WORK REQUIRED ->
Set down the full listing exactly as given. Any pictures are to be left out.

----

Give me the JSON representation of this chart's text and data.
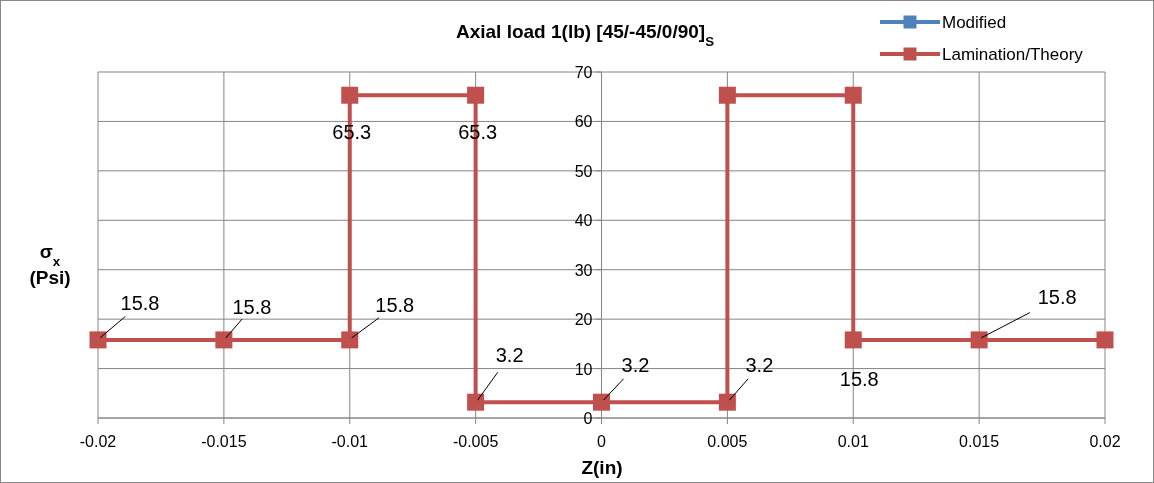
{
  "chart_data": {
    "type": "line",
    "title": "Axial load 1(lb) [45/-45/0/90]$_{S}$",
    "xlabel": "Z(in)",
    "ylabel": "σ$_{x}$ (Psi)",
    "x": [
      -0.02,
      -0.015,
      -0.01,
      -0.01,
      -0.005,
      -0.005,
      0,
      0.005,
      0.005,
      0.01,
      0.01,
      0.015,
      0.02
    ],
    "series": [
      {
        "name": "Modified",
        "color": "#4f81bd",
        "values": [
          null,
          null,
          null,
          null,
          null,
          null,
          null,
          null,
          null,
          null,
          null,
          null,
          null
        ]
      },
      {
        "name": "Lamination/Theory",
        "color": "#c0504d",
        "values": [
          15.8,
          15.8,
          15.8,
          65.3,
          65.3,
          3.2,
          3.2,
          3.2,
          65.3,
          65.3,
          15.8,
          15.8,
          15.8
        ],
        "value_labels": [
          "15.8",
          "15.8",
          "15.8",
          "65.3",
          "65.3",
          "3.2",
          "3.2",
          "3.2",
          null,
          null,
          "15.8",
          "15.8",
          null
        ]
      }
    ],
    "xlim": [
      -0.02,
      0.02
    ],
    "xticks": [
      -0.02,
      -0.015,
      -0.01,
      -0.005,
      0,
      0.005,
      0.01,
      0.015,
      0.02
    ],
    "ylim": [
      0,
      70
    ],
    "yticks": [
      0,
      10,
      20,
      30,
      40,
      50,
      60,
      70
    ],
    "grid": true,
    "legend": "top right",
    "marker": "square",
    "line_style": "solid"
  }
}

----

THE COMPLETED TASK ->
Give me the JSON representation of this chart's text and data.
{
  "chart_data": {
    "type": "line",
    "title": "Axial load 1(lb) [45/-45/0/90]$_{S}$",
    "xlabel": "Z(in)",
    "ylabel": "σ$_{x}$ (Psi)",
    "x": [
      -0.02,
      -0.015,
      -0.01,
      -0.01,
      -0.005,
      -0.005,
      0,
      0.005,
      0.005,
      0.01,
      0.01,
      0.015,
      0.02
    ],
    "series": [
      {
        "name": "Modified",
        "color": "#4f81bd",
        "values": [
          null,
          null,
          null,
          null,
          null,
          null,
          null,
          null,
          null,
          null,
          null,
          null,
          null
        ]
      },
      {
        "name": "Lamination/Theory",
        "color": "#c0504d",
        "values": [
          15.8,
          15.8,
          15.8,
          65.3,
          65.3,
          3.2,
          3.2,
          3.2,
          65.3,
          65.3,
          15.8,
          15.8,
          15.8
        ],
        "value_labels": [
          "15.8",
          "15.8",
          "15.8",
          "65.3",
          "65.3",
          "3.2",
          "3.2",
          "3.2",
          null,
          null,
          "15.8",
          "15.8",
          null
        ]
      }
    ],
    "xlim": [
      -0.02,
      0.02
    ],
    "xticks": [
      -0.02,
      -0.015,
      -0.01,
      -0.005,
      0,
      0.005,
      0.01,
      0.015,
      0.02
    ],
    "ylim": [
      0,
      70
    ],
    "yticks": [
      0,
      10,
      20,
      30,
      40,
      50,
      60,
      70
    ],
    "grid": true,
    "legend": "top right",
    "marker": "square",
    "line_style": "solid"
  }
}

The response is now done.